CHALLENGE: Extract each line holding the word "much" from the entries.

Extracted records:
◇ ◇ ◇

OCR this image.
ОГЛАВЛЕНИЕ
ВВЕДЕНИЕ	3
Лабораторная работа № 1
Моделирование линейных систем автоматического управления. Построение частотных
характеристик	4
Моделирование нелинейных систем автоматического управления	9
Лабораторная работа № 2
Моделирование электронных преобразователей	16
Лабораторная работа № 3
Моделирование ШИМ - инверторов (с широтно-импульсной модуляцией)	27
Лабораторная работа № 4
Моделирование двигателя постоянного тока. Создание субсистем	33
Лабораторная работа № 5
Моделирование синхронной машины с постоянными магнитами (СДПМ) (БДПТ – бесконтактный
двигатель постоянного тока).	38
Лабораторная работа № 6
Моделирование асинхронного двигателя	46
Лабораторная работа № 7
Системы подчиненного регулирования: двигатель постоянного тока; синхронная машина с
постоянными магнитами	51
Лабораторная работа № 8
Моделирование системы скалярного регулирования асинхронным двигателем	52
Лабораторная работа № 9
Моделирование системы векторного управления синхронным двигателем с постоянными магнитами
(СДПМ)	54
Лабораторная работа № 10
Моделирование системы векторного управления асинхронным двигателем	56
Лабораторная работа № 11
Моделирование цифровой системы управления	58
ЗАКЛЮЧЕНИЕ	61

◇ ◇ ◇

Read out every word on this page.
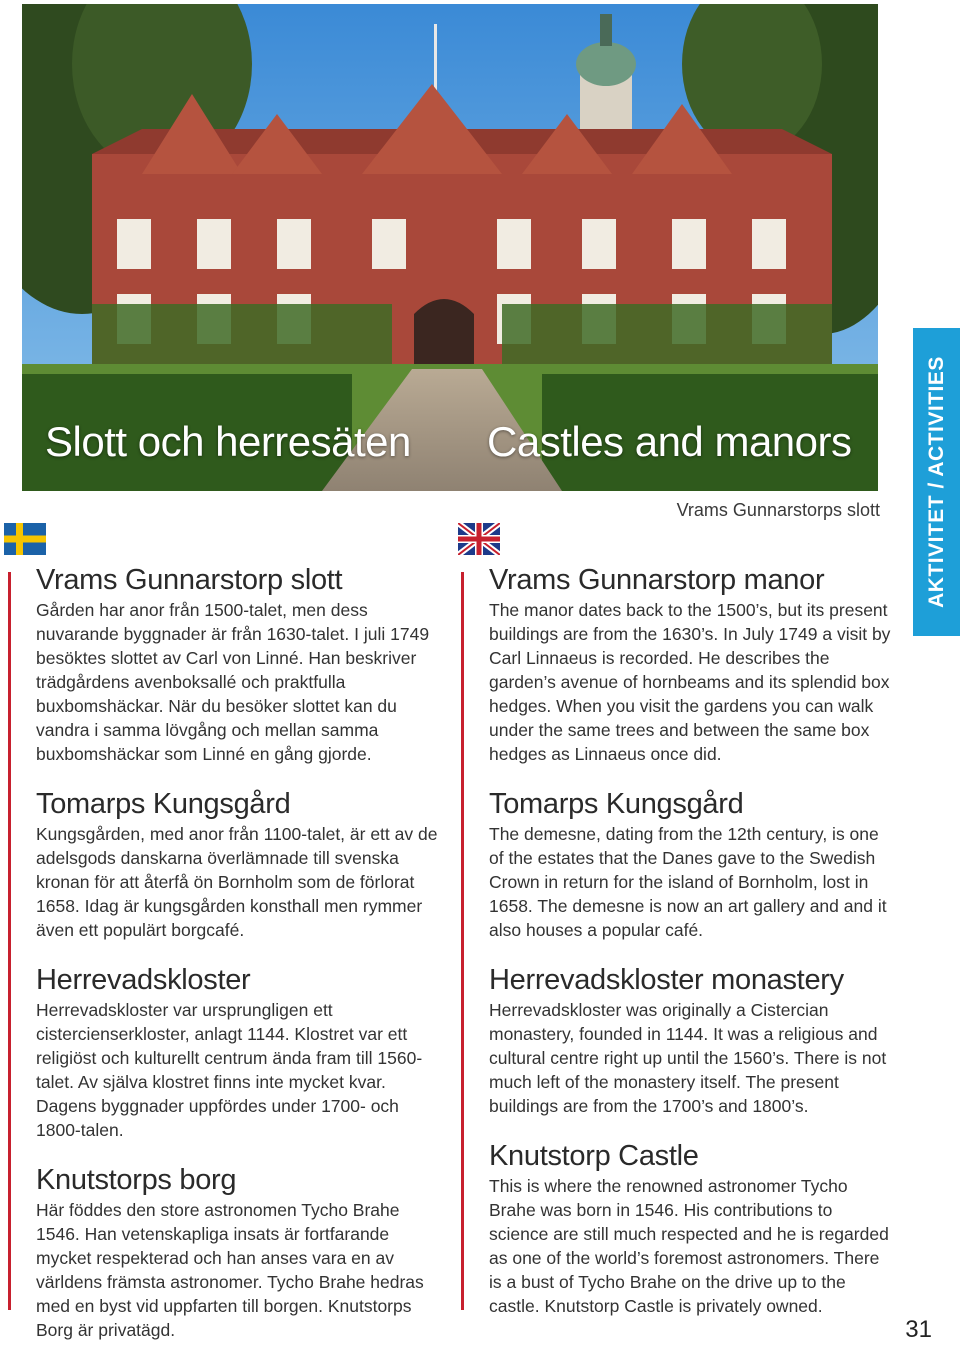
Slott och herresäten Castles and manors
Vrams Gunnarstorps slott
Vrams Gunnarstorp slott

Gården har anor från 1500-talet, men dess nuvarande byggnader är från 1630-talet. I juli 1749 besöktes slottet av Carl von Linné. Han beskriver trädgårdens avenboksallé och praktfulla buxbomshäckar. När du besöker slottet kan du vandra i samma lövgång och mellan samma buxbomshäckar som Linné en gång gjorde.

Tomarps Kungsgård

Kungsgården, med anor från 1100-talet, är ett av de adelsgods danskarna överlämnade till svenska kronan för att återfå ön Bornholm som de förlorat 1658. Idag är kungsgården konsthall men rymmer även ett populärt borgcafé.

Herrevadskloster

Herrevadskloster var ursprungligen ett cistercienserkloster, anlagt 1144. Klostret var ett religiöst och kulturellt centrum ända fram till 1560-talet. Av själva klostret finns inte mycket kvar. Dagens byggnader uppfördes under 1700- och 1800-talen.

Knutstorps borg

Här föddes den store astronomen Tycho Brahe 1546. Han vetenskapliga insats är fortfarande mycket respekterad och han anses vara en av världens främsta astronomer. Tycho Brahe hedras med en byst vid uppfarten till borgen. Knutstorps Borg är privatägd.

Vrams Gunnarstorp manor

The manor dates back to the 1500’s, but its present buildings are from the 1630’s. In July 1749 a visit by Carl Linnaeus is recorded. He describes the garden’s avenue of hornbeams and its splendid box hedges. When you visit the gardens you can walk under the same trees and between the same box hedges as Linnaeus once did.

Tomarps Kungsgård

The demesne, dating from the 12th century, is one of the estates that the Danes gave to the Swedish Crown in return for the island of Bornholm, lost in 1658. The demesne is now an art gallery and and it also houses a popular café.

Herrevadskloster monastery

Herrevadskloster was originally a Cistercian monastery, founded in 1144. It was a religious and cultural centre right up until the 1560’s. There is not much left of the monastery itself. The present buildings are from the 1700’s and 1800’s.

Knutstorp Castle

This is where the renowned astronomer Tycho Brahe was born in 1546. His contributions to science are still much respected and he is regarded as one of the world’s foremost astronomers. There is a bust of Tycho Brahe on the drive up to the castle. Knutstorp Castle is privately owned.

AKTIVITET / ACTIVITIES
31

◇ ◇ ◇

THE REPLY:
Herrevadskloster was originally a Cistercian monastery, founded in 1144. It was a religious and cultural centre right up until the 1560’s. There is not much left of the monastery itself. The present buildings are from the 1700’s and 1800’s.
This is where the renowned astronomer Tycho Brahe was born in 1546. His contributions to science are still much respected and he is regarded as one of the world’s foremost astronomers. There is a bust of Tycho Brahe on the drive up to the castle. Knutstorp Castle is privately owned.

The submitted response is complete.